Written problem: Go through the material and pull out every line with the string "Contains" in it.

Dataset records:
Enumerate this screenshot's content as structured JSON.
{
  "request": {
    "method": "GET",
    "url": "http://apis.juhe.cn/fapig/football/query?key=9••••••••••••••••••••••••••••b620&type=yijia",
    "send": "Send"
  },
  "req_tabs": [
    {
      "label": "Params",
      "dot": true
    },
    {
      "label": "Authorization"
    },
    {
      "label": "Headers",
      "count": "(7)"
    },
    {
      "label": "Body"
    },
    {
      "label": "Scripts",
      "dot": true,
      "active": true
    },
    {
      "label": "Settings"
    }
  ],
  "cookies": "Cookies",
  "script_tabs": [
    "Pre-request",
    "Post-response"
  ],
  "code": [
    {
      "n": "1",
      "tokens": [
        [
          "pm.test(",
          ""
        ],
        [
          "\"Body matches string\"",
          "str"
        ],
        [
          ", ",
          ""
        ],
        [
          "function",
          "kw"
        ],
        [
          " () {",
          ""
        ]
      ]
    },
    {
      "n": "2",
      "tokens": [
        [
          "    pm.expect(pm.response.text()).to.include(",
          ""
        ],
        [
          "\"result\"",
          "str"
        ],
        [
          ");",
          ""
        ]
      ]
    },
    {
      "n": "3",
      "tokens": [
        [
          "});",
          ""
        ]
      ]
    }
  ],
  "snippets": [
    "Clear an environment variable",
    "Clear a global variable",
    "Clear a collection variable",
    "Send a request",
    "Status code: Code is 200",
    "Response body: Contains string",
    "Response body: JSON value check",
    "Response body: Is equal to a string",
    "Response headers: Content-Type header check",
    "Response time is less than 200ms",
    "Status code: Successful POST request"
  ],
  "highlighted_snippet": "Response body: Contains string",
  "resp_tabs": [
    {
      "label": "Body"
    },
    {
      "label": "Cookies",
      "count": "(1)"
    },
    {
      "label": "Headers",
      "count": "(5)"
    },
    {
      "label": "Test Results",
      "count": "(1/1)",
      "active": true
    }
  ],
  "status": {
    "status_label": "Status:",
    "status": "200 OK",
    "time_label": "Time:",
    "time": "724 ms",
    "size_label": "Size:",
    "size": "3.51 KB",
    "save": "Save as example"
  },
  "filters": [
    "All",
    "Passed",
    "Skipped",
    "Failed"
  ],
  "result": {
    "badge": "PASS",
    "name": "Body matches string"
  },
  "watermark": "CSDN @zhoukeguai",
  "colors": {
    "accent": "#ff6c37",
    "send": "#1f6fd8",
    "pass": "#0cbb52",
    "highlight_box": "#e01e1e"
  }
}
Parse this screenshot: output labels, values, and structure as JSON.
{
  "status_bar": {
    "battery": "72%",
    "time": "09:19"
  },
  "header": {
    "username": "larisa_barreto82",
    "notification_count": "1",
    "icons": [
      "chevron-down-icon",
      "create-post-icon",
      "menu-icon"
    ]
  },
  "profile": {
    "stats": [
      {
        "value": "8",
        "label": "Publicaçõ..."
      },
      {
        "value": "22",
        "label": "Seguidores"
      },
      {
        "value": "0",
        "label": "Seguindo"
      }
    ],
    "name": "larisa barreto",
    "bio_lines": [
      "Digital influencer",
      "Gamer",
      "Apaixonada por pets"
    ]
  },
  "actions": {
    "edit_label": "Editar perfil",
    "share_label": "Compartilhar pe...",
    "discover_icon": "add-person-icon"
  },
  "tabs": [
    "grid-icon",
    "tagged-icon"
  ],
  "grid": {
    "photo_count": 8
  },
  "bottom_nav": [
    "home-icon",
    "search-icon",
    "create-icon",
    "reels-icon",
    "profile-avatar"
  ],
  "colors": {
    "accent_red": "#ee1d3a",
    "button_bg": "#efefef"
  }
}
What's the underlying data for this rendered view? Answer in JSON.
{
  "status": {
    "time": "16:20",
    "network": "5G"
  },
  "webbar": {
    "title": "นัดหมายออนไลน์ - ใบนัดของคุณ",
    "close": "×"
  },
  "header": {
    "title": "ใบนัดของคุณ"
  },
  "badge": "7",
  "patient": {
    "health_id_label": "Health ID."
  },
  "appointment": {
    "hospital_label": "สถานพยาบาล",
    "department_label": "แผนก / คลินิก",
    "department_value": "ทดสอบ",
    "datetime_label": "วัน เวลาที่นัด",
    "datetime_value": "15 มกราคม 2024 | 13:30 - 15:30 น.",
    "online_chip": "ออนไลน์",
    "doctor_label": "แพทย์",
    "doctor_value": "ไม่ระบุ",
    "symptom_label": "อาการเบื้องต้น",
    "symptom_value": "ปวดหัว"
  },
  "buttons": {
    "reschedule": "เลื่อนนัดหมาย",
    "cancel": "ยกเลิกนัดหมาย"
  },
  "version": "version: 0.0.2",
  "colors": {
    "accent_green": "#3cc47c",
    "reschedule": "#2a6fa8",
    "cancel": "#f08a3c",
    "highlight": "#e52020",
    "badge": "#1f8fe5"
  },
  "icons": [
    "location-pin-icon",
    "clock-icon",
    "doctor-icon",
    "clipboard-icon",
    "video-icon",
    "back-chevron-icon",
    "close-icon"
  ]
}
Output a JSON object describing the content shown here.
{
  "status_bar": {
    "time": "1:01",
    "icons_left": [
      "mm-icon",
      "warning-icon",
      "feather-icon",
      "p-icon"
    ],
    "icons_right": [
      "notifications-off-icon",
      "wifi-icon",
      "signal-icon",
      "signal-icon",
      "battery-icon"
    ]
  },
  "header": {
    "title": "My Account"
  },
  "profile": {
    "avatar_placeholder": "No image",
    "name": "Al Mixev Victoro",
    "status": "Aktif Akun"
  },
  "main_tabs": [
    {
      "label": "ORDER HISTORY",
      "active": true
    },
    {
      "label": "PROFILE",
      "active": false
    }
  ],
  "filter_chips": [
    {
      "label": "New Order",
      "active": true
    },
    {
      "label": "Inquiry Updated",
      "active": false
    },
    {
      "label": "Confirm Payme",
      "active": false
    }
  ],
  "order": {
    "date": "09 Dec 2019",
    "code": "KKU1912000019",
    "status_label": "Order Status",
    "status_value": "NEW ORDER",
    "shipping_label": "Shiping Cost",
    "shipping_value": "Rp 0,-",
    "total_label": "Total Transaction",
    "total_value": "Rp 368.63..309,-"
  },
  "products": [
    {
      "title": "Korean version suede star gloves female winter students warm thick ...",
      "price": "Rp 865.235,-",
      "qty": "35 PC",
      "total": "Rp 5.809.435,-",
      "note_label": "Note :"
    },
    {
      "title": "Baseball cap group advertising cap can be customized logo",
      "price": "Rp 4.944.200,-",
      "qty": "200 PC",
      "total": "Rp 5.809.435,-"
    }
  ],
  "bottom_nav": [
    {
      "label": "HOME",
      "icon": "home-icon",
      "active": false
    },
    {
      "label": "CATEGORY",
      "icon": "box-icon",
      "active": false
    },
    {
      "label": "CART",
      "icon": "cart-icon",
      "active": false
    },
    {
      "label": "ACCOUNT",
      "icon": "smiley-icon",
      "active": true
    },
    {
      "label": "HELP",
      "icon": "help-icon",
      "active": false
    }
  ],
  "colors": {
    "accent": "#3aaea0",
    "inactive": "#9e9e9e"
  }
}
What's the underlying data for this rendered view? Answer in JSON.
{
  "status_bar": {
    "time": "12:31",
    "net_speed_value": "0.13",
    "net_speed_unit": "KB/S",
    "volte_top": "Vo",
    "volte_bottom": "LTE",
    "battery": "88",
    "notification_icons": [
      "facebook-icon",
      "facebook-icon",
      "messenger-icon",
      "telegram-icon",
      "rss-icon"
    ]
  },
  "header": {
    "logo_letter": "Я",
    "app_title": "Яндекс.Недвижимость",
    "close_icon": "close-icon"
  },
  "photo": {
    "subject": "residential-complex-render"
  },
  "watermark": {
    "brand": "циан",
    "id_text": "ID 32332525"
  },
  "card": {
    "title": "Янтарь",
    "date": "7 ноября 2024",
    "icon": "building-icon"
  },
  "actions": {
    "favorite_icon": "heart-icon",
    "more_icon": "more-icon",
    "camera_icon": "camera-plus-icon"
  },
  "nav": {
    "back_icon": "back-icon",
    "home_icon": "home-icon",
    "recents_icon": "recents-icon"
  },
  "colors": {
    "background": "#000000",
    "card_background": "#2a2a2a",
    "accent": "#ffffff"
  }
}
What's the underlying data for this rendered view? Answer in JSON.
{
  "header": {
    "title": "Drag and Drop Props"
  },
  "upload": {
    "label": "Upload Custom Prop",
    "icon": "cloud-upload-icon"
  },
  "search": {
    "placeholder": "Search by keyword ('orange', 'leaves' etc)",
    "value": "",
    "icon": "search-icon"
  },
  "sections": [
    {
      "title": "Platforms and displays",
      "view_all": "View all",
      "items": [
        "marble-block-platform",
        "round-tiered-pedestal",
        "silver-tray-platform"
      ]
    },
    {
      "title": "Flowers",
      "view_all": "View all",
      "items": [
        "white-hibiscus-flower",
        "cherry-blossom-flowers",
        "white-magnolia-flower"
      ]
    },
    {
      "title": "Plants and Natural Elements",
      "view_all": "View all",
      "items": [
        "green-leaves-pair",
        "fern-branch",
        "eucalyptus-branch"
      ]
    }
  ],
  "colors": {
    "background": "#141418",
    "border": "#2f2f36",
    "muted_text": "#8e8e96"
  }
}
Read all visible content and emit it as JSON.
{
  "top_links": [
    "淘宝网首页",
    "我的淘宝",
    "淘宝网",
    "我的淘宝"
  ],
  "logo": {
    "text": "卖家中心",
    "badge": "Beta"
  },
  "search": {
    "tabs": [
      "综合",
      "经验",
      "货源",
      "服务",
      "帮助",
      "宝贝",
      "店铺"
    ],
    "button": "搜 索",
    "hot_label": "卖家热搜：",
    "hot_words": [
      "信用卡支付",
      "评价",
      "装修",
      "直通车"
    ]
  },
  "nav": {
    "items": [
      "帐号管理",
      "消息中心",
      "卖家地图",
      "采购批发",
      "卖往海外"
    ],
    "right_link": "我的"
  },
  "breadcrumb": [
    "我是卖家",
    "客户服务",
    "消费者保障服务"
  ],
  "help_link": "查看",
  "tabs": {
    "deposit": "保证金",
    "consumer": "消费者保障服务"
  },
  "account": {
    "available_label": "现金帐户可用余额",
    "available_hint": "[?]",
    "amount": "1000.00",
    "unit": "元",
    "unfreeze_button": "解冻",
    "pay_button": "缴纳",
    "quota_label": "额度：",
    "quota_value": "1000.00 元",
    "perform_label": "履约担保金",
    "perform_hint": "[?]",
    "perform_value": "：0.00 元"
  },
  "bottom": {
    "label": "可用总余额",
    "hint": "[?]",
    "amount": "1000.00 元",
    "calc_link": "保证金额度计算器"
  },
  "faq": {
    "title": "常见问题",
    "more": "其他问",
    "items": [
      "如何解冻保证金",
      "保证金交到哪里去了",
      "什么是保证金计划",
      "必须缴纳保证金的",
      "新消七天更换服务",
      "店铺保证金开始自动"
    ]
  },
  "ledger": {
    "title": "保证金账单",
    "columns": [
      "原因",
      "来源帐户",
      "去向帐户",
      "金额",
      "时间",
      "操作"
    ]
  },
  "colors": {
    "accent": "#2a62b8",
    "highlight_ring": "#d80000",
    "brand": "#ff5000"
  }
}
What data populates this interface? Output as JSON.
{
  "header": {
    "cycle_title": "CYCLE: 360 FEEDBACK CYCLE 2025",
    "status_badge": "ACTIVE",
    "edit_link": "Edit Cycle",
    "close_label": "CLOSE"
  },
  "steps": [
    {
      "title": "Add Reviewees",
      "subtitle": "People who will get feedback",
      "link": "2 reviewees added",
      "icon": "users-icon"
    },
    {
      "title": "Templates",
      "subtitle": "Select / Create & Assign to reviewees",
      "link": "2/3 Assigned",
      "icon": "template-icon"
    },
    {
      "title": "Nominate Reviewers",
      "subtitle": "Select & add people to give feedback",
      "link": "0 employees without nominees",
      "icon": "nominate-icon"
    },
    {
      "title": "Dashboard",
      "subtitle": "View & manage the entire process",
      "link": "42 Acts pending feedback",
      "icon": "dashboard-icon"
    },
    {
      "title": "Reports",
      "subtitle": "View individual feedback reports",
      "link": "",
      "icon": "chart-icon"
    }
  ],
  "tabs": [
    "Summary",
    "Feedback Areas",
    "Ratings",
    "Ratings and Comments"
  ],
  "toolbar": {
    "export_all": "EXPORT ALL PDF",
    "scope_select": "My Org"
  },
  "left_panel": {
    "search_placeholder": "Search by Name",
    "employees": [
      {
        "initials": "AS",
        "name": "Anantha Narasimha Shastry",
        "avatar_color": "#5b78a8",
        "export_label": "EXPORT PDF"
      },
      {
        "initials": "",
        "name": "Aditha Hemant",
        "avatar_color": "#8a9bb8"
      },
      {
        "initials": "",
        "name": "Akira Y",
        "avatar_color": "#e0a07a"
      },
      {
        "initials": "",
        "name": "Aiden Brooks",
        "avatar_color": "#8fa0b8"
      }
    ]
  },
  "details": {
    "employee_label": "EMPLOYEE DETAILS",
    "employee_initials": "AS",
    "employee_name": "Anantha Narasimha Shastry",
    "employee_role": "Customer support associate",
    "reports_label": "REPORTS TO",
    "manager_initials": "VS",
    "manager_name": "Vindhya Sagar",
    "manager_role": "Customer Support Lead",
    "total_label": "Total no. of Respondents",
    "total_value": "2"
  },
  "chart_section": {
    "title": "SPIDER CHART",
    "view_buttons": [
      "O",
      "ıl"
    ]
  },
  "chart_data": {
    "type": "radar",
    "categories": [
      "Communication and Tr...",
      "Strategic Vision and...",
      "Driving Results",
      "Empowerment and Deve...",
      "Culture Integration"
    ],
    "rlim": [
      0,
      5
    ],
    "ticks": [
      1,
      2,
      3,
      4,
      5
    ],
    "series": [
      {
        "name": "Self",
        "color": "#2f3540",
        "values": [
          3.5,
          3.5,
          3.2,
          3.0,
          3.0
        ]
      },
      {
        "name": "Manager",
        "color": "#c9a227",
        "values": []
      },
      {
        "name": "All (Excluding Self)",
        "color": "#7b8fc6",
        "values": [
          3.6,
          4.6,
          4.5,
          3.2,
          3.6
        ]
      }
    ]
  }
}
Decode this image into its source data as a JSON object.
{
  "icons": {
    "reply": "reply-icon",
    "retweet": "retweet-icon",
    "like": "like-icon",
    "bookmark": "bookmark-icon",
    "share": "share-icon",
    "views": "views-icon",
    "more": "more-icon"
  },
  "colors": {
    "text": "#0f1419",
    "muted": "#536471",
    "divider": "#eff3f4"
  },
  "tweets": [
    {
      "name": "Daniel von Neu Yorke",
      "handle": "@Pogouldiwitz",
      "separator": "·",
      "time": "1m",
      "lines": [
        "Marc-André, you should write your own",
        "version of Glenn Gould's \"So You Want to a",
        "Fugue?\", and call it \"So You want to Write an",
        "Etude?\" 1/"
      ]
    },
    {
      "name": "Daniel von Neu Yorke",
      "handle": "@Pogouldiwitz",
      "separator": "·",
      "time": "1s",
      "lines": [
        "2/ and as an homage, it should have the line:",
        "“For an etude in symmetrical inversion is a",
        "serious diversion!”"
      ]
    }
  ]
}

Answer to the task:
    "Response body: Contains string",
  "highlighted_snippet": "Response body: Contains string",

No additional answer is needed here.